Task to carry out — Give back the full listing verbatim, apart from its images.

### Listed entries ###

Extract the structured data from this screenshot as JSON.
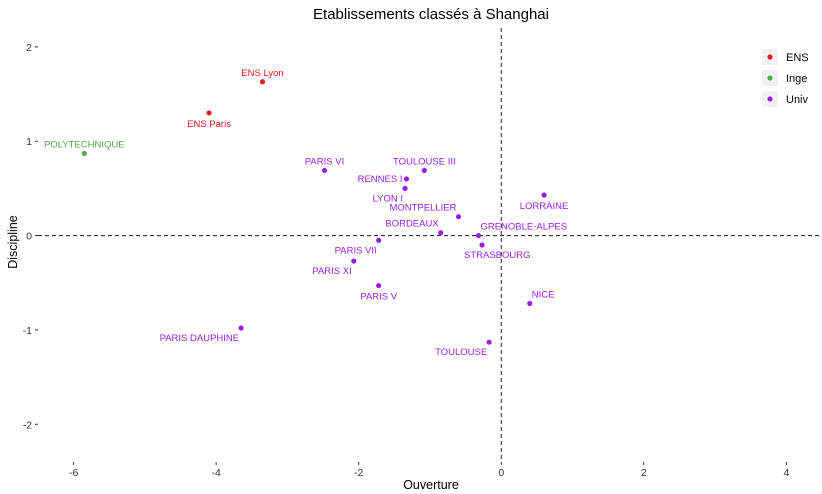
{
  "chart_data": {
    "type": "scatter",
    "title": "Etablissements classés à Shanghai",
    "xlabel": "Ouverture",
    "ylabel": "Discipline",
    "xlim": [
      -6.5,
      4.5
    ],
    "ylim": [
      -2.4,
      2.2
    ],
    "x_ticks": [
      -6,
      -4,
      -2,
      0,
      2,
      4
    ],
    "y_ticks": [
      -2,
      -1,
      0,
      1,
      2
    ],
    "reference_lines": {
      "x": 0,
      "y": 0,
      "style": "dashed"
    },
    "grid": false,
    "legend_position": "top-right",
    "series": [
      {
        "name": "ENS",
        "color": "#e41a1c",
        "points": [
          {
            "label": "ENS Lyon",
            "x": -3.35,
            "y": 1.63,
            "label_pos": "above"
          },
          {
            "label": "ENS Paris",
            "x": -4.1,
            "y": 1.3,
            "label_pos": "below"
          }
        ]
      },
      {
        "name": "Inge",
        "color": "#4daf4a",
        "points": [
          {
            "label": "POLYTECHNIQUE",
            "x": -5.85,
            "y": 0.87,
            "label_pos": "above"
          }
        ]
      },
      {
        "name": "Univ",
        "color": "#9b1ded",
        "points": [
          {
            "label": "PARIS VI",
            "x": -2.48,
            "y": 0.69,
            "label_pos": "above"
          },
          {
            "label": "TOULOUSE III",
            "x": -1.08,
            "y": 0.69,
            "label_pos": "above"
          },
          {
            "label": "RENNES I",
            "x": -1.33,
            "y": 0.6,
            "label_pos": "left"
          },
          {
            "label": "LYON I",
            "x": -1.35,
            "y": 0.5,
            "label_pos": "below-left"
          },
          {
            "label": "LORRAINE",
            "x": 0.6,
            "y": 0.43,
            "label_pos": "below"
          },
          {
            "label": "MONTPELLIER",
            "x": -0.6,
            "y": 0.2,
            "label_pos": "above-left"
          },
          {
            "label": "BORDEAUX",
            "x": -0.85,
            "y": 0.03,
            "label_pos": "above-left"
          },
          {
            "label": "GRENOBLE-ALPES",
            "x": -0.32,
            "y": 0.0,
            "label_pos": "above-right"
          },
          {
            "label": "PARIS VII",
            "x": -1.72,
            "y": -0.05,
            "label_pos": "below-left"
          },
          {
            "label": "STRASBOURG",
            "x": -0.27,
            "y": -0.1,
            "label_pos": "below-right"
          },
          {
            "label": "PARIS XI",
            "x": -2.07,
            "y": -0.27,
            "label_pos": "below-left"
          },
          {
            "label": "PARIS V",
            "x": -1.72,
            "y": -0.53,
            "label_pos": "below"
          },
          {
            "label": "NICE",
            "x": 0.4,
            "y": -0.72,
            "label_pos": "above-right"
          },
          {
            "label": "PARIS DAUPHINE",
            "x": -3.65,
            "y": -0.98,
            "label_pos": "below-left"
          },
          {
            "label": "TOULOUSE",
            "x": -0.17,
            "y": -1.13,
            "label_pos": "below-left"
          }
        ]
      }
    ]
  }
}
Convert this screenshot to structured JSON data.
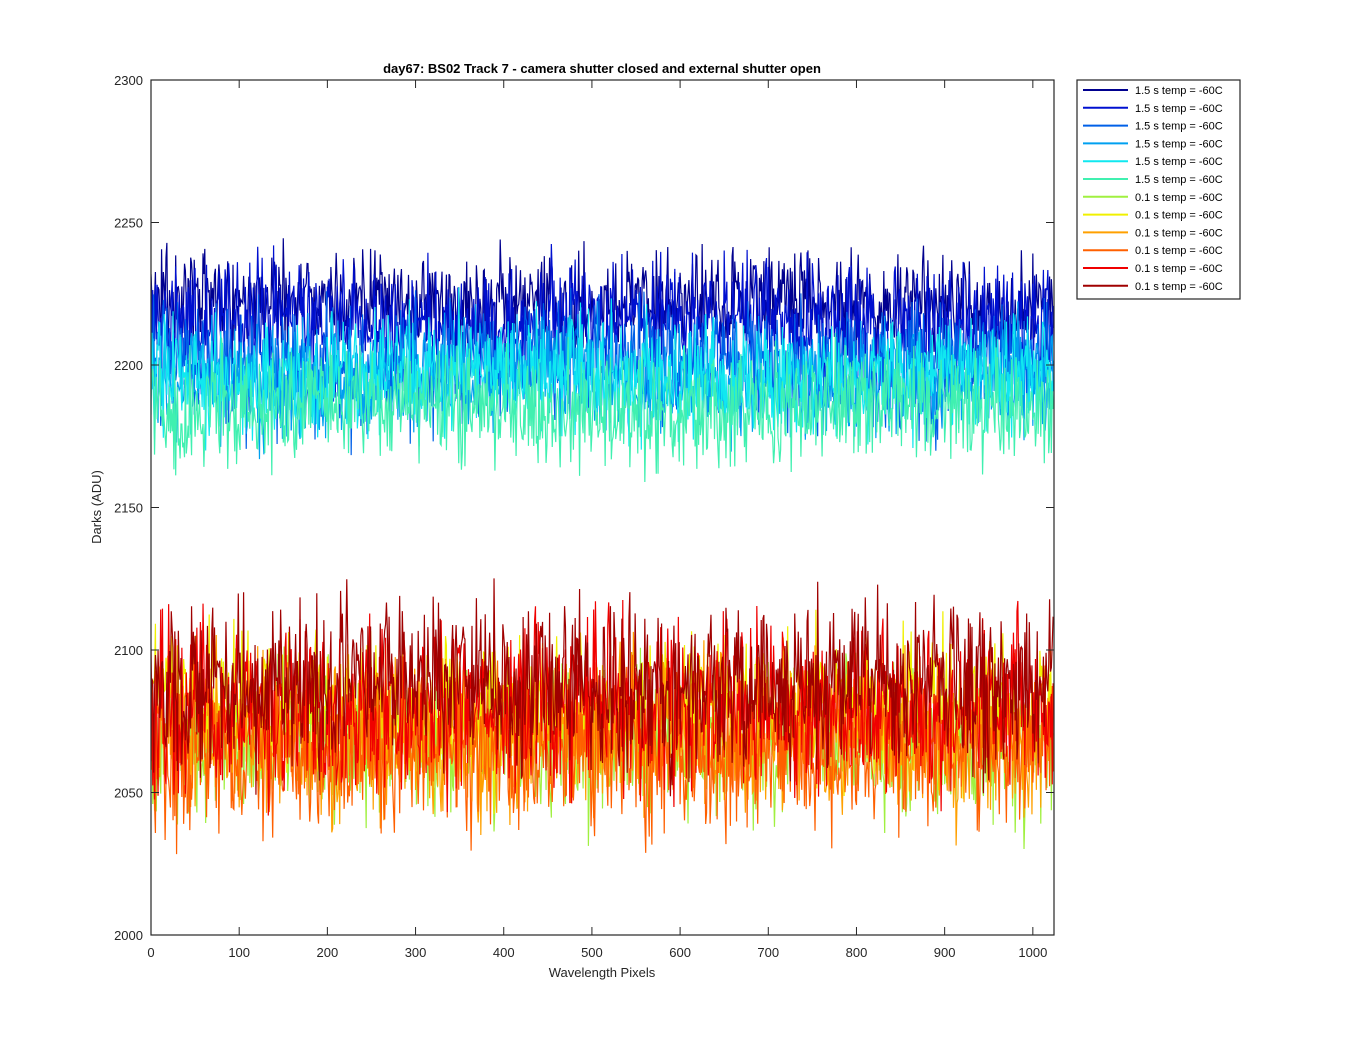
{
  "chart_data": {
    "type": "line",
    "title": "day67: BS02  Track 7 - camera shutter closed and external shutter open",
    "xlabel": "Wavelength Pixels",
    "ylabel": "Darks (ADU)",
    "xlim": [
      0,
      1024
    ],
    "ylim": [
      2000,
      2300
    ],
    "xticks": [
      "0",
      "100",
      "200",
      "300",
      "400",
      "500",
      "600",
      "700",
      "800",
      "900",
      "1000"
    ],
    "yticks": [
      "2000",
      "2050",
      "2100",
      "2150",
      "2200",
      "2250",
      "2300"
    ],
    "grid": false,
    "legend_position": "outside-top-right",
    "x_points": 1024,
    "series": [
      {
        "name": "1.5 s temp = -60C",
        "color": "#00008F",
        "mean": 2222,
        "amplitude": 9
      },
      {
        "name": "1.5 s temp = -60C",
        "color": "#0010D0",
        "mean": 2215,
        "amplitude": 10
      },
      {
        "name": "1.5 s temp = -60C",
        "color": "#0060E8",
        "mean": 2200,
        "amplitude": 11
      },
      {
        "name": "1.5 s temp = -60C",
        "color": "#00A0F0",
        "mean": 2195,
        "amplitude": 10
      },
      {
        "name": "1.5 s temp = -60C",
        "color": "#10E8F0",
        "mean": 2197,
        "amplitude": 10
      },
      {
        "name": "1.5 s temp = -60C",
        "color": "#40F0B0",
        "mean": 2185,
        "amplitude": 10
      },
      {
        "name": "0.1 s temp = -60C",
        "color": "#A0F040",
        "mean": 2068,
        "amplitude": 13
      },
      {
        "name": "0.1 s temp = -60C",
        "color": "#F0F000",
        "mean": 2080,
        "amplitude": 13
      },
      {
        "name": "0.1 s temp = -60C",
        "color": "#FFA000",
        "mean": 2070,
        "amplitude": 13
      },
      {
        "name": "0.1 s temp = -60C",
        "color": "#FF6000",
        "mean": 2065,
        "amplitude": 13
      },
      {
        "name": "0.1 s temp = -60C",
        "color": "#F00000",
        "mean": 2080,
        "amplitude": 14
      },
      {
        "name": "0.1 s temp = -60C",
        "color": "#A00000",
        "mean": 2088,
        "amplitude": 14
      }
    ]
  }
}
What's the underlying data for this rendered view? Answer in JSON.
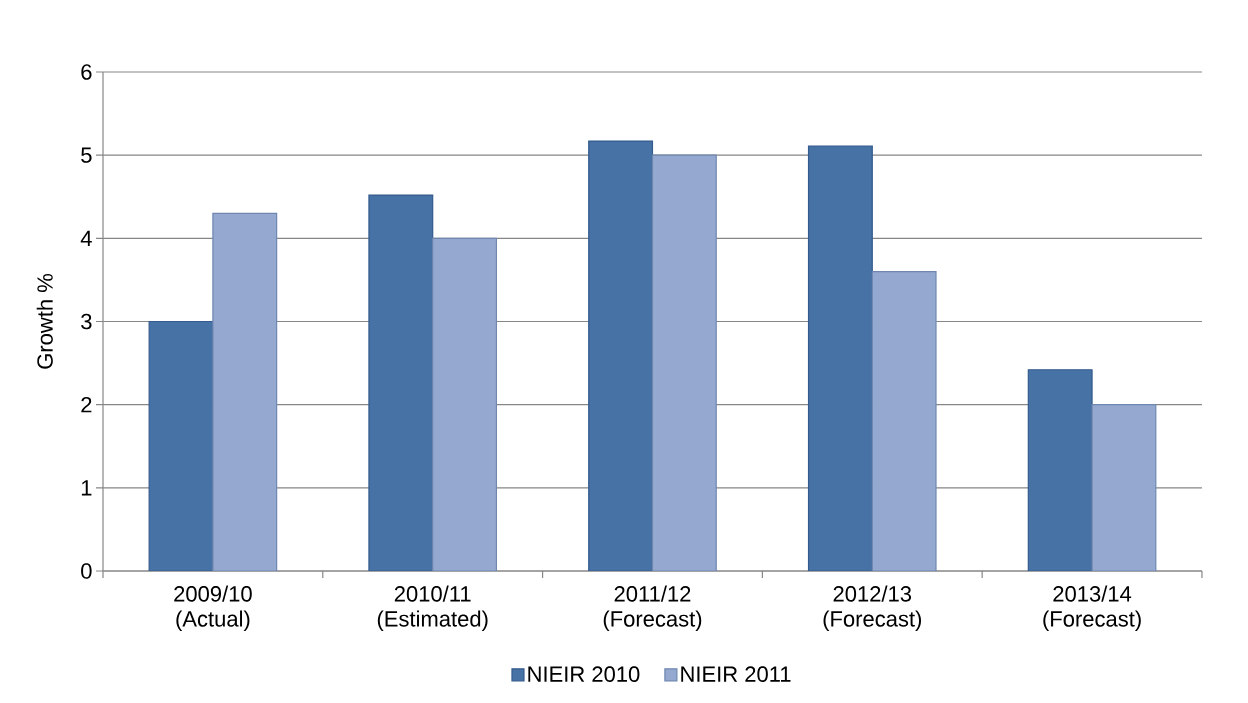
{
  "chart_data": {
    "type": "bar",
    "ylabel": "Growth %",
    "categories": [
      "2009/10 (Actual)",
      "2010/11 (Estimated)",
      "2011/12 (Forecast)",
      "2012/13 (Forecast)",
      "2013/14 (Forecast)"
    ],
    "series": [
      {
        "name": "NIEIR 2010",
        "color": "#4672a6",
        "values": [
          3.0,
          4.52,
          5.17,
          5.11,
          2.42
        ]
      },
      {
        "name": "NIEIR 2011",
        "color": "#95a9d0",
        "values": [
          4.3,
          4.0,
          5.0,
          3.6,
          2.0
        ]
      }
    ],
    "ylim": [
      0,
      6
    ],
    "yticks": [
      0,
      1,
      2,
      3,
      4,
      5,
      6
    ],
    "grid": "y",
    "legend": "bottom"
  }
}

###

The completed task —
Extract the structured data from this screenshot as JSON.
{
  "chart_data": {
    "type": "scatter",
    "title": "Etablissements classés à Shanghai",
    "xlabel": "Ouverture",
    "ylabel": "Discipline",
    "xlim": [
      -6.5,
      4.5
    ],
    "ylim": [
      -2.4,
      2.2
    ],
    "x_ticks": [
      -6,
      -4,
      -2,
      0,
      2,
      4
    ],
    "y_ticks": [
      -2,
      -1,
      0,
      1,
      2
    ],
    "reference_lines": {
      "x": 0,
      "y": 0,
      "style": "dashed"
    },
    "grid": false,
    "legend_position": "top-right",
    "series": [
      {
        "name": "ENS",
        "color": "#e41a1c",
        "points": [
          {
            "label": "ENS Lyon",
            "x": -3.35,
            "y": 1.63,
            "label_pos": "above"
          },
          {
            "label": "ENS Paris",
            "x": -4.1,
            "y": 1.3,
            "label_pos": "below"
          }
        ]
      },
      {
        "name": "Inge",
        "color": "#4daf4a",
        "points": [
          {
            "label": "POLYTECHNIQUE",
            "x": -5.85,
            "y": 0.87,
            "label_pos": "above"
          }
        ]
      },
      {
        "name": "Univ",
        "color": "#9b1ded",
        "points": [
          {
            "label": "PARIS VI",
            "x": -2.48,
            "y": 0.69,
            "label_pos": "above"
          },
          {
            "label": "TOULOUSE III",
            "x": -1.08,
            "y": 0.69,
            "label_pos": "above"
          },
          {
            "label": "RENNES I",
            "x": -1.33,
            "y": 0.6,
            "label_pos": "left"
          },
          {
            "label": "LYON I",
            "x": -1.35,
            "y": 0.5,
            "label_pos": "below-left"
          },
          {
            "label": "LORRAINE",
            "x": 0.6,
            "y": 0.43,
            "label_pos": "below"
          },
          {
            "label": "MONTPELLIER",
            "x": -0.6,
            "y": 0.2,
            "label_pos": "above-left"
          },
          {
            "label": "BORDEAUX",
            "x": -0.85,
            "y": 0.03,
            "label_pos": "above-left"
          },
          {
            "label": "GRENOBLE-ALPES",
            "x": -0.32,
            "y": 0.0,
            "label_pos": "above-right"
          },
          {
            "label": "PARIS VII",
            "x": -1.72,
            "y": -0.05,
            "label_pos": "below-left"
          },
          {
            "label": "STRASBOURG",
            "x": -0.27,
            "y": -0.1,
            "label_pos": "below-right"
          },
          {
            "label": "PARIS XI",
            "x": -2.07,
            "y": -0.27,
            "label_pos": "below-left"
          },
          {
            "label": "PARIS V",
            "x": -1.72,
            "y": -0.53,
            "label_pos": "below"
          },
          {
            "label": "NICE",
            "x": 0.4,
            "y": -0.72,
            "label_pos": "above-right"
          },
          {
            "label": "PARIS DAUPHINE",
            "x": -3.65,
            "y": -0.98,
            "label_pos": "below-left"
          },
          {
            "label": "TOULOUSE",
            "x": -0.17,
            "y": -1.13,
            "label_pos": "below-left"
          }
        ]
      }
    ]
  }
}
Convert this screenshot to structured JSON data.
{
  "chart_data": {
    "type": "line",
    "title": "day67: BS02  Track 7 - camera shutter closed and external shutter open",
    "xlabel": "Wavelength Pixels",
    "ylabel": "Darks (ADU)",
    "xlim": [
      0,
      1024
    ],
    "ylim": [
      2000,
      2300
    ],
    "xticks": [
      "0",
      "100",
      "200",
      "300",
      "400",
      "500",
      "600",
      "700",
      "800",
      "900",
      "1000"
    ],
    "yticks": [
      "2000",
      "2050",
      "2100",
      "2150",
      "2200",
      "2250",
      "2300"
    ],
    "grid": false,
    "legend_position": "outside-top-right",
    "x_points": 1024,
    "series": [
      {
        "name": "1.5 s temp = -60C",
        "color": "#00008F",
        "mean": 2222,
        "amplitude": 9
      },
      {
        "name": "1.5 s temp = -60C",
        "color": "#0010D0",
        "mean": 2215,
        "amplitude": 10
      },
      {
        "name": "1.5 s temp = -60C",
        "color": "#0060E8",
        "mean": 2200,
        "amplitude": 11
      },
      {
        "name": "1.5 s temp = -60C",
        "color": "#00A0F0",
        "mean": 2195,
        "amplitude": 10
      },
      {
        "name": "1.5 s temp = -60C",
        "color": "#10E8F0",
        "mean": 2197,
        "amplitude": 10
      },
      {
        "name": "1.5 s temp = -60C",
        "color": "#40F0B0",
        "mean": 2185,
        "amplitude": 10
      },
      {
        "name": "0.1 s temp = -60C",
        "color": "#A0F040",
        "mean": 2068,
        "amplitude": 13
      },
      {
        "name": "0.1 s temp = -60C",
        "color": "#F0F000",
        "mean": 2080,
        "amplitude": 13
      },
      {
        "name": "0.1 s temp = -60C",
        "color": "#FFA000",
        "mean": 2070,
        "amplitude": 13
      },
      {
        "name": "0.1 s temp = -60C",
        "color": "#FF6000",
        "mean": 2065,
        "amplitude": 13
      },
      {
        "name": "0.1 s temp = -60C",
        "color": "#F00000",
        "mean": 2080,
        "amplitude": 14
      },
      {
        "name": "0.1 s temp = -60C",
        "color": "#A00000",
        "mean": 2088,
        "amplitude": 14
      }
    ]
  }
}
What's the underlying data for this rendered view? Answer in JSON.
{
  "chart_data": {
    "type": "bar",
    "ylabel": "Growth %",
    "categories": [
      "2009/10 (Actual)",
      "2010/11 (Estimated)",
      "2011/12 (Forecast)",
      "2012/13 (Forecast)",
      "2013/14 (Forecast)"
    ],
    "series": [
      {
        "name": "NIEIR 2010",
        "color": "#4672a6",
        "values": [
          3.0,
          4.52,
          5.17,
          5.11,
          2.42
        ]
      },
      {
        "name": "NIEIR 2011",
        "color": "#95a9d0",
        "values": [
          4.3,
          4.0,
          5.0,
          3.6,
          2.0
        ]
      }
    ],
    "ylim": [
      0,
      6
    ],
    "yticks": [
      0,
      1,
      2,
      3,
      4,
      5,
      6
    ],
    "grid": "y",
    "legend": "bottom"
  }
}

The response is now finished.